[Records from a data source]
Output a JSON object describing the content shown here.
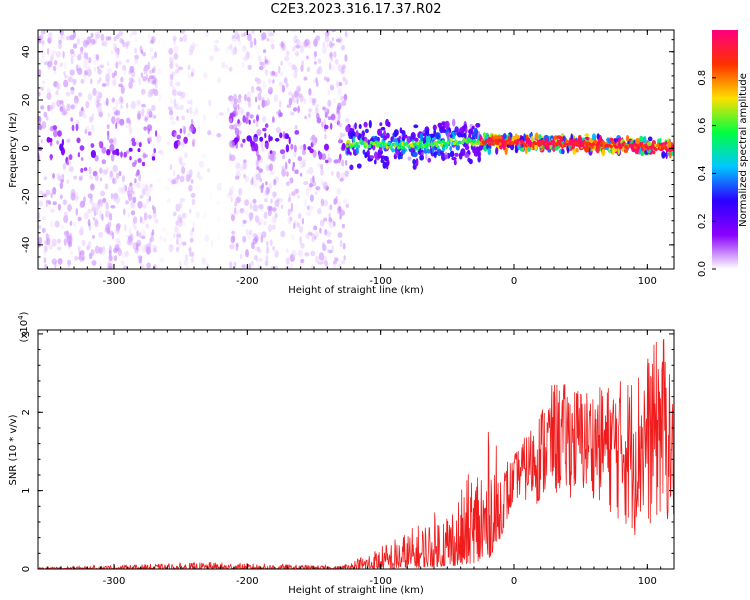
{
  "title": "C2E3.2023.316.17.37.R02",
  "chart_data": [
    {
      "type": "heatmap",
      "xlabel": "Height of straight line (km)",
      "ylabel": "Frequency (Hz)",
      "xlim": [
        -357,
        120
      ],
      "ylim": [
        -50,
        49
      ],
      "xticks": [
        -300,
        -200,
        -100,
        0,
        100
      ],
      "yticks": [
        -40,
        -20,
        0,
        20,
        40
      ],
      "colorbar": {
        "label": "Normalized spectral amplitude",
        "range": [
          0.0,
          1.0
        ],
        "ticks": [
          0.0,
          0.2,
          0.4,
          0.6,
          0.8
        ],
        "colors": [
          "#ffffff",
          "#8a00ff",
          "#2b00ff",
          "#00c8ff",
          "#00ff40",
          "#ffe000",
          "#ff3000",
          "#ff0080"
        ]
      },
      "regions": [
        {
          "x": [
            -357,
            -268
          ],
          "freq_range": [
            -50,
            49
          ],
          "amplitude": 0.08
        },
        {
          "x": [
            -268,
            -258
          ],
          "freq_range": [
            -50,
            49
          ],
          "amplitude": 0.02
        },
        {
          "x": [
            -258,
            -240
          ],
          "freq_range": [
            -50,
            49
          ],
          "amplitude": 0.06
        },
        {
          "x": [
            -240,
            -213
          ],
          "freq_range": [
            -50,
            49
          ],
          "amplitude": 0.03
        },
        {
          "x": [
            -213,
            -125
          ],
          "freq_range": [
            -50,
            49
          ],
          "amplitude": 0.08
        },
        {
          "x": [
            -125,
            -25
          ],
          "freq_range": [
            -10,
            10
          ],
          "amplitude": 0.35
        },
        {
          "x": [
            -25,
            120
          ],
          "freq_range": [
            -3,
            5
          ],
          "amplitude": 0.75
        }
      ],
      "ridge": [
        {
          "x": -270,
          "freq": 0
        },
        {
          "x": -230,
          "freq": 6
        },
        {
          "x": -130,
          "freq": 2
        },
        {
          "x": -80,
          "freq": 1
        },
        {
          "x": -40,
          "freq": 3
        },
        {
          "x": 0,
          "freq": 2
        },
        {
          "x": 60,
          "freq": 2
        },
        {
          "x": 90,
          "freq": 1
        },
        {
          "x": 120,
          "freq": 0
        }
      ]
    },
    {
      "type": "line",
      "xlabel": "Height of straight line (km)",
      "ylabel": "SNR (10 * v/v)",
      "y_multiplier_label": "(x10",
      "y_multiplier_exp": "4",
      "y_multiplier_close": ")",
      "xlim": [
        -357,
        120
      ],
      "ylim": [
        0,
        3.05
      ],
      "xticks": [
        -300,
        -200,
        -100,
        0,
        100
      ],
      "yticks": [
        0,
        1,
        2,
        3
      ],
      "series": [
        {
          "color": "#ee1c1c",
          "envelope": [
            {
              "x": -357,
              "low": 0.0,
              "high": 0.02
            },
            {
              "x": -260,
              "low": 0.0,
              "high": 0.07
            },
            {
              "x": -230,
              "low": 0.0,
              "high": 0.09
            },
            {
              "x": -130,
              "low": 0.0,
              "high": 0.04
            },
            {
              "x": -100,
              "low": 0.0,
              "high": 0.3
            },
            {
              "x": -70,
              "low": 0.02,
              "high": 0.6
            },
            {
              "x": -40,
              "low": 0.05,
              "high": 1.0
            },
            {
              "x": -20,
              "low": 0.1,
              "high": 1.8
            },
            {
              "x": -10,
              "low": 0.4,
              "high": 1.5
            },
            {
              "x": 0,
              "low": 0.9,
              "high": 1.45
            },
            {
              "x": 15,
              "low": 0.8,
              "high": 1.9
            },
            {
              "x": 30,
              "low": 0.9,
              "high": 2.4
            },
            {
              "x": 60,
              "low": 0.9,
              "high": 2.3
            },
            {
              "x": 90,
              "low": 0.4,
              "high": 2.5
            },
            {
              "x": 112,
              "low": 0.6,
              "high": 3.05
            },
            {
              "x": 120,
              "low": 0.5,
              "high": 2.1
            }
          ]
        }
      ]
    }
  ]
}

-- Given instruction --
Verbatim reproduction of every record is required; images are left out.

-- Task answer --
Output a JSON object describing the content shown here.
{
  "title": "C2E3.2023.316.17.37.R02",
  "chart_data": [
    {
      "type": "heatmap",
      "xlabel": "Height of straight line (km)",
      "ylabel": "Frequency (Hz)",
      "xlim": [
        -357,
        120
      ],
      "ylim": [
        -50,
        49
      ],
      "xticks": [
        -300,
        -200,
        -100,
        0,
        100
      ],
      "yticks": [
        -40,
        -20,
        0,
        20,
        40
      ],
      "colorbar": {
        "label": "Normalized spectral amplitude",
        "range": [
          0.0,
          1.0
        ],
        "ticks": [
          0.0,
          0.2,
          0.4,
          0.6,
          0.8
        ],
        "colors": [
          "#ffffff",
          "#8a00ff",
          "#2b00ff",
          "#00c8ff",
          "#00ff40",
          "#ffe000",
          "#ff3000",
          "#ff0080"
        ]
      },
      "regions": [
        {
          "x": [
            -357,
            -268
          ],
          "freq_range": [
            -50,
            49
          ],
          "amplitude": 0.08
        },
        {
          "x": [
            -268,
            -258
          ],
          "freq_range": [
            -50,
            49
          ],
          "amplitude": 0.02
        },
        {
          "x": [
            -258,
            -240
          ],
          "freq_range": [
            -50,
            49
          ],
          "amplitude": 0.06
        },
        {
          "x": [
            -240,
            -213
          ],
          "freq_range": [
            -50,
            49
          ],
          "amplitude": 0.03
        },
        {
          "x": [
            -213,
            -125
          ],
          "freq_range": [
            -50,
            49
          ],
          "amplitude": 0.08
        },
        {
          "x": [
            -125,
            -25
          ],
          "freq_range": [
            -10,
            10
          ],
          "amplitude": 0.35
        },
        {
          "x": [
            -25,
            120
          ],
          "freq_range": [
            -3,
            5
          ],
          "amplitude": 0.75
        }
      ],
      "ridge": [
        {
          "x": -270,
          "freq": 0
        },
        {
          "x": -230,
          "freq": 6
        },
        {
          "x": -130,
          "freq": 2
        },
        {
          "x": -80,
          "freq": 1
        },
        {
          "x": -40,
          "freq": 3
        },
        {
          "x": 0,
          "freq": 2
        },
        {
          "x": 60,
          "freq": 2
        },
        {
          "x": 90,
          "freq": 1
        },
        {
          "x": 120,
          "freq": 0
        }
      ]
    },
    {
      "type": "line",
      "xlabel": "Height of straight line (km)",
      "ylabel": "SNR (10 * v/v)",
      "y_multiplier_label": "(x10",
      "y_multiplier_exp": "4",
      "y_multiplier_close": ")",
      "xlim": [
        -357,
        120
      ],
      "ylim": [
        0,
        3.05
      ],
      "xticks": [
        -300,
        -200,
        -100,
        0,
        100
      ],
      "yticks": [
        0,
        1,
        2,
        3
      ],
      "series": [
        {
          "color": "#ee1c1c",
          "envelope": [
            {
              "x": -357,
              "low": 0.0,
              "high": 0.02
            },
            {
              "x": -260,
              "low": 0.0,
              "high": 0.07
            },
            {
              "x": -230,
              "low": 0.0,
              "high": 0.09
            },
            {
              "x": -130,
              "low": 0.0,
              "high": 0.04
            },
            {
              "x": -100,
              "low": 0.0,
              "high": 0.3
            },
            {
              "x": -70,
              "low": 0.02,
              "high": 0.6
            },
            {
              "x": -40,
              "low": 0.05,
              "high": 1.0
            },
            {
              "x": -20,
              "low": 0.1,
              "high": 1.8
            },
            {
              "x": -10,
              "low": 0.4,
              "high": 1.5
            },
            {
              "x": 0,
              "low": 0.9,
              "high": 1.45
            },
            {
              "x": 15,
              "low": 0.8,
              "high": 1.9
            },
            {
              "x": 30,
              "low": 0.9,
              "high": 2.4
            },
            {
              "x": 60,
              "low": 0.9,
              "high": 2.3
            },
            {
              "x": 90,
              "low": 0.4,
              "high": 2.5
            },
            {
              "x": 112,
              "low": 0.6,
              "high": 3.05
            },
            {
              "x": 120,
              "low": 0.5,
              "high": 2.1
            }
          ]
        }
      ]
    }
  ]
}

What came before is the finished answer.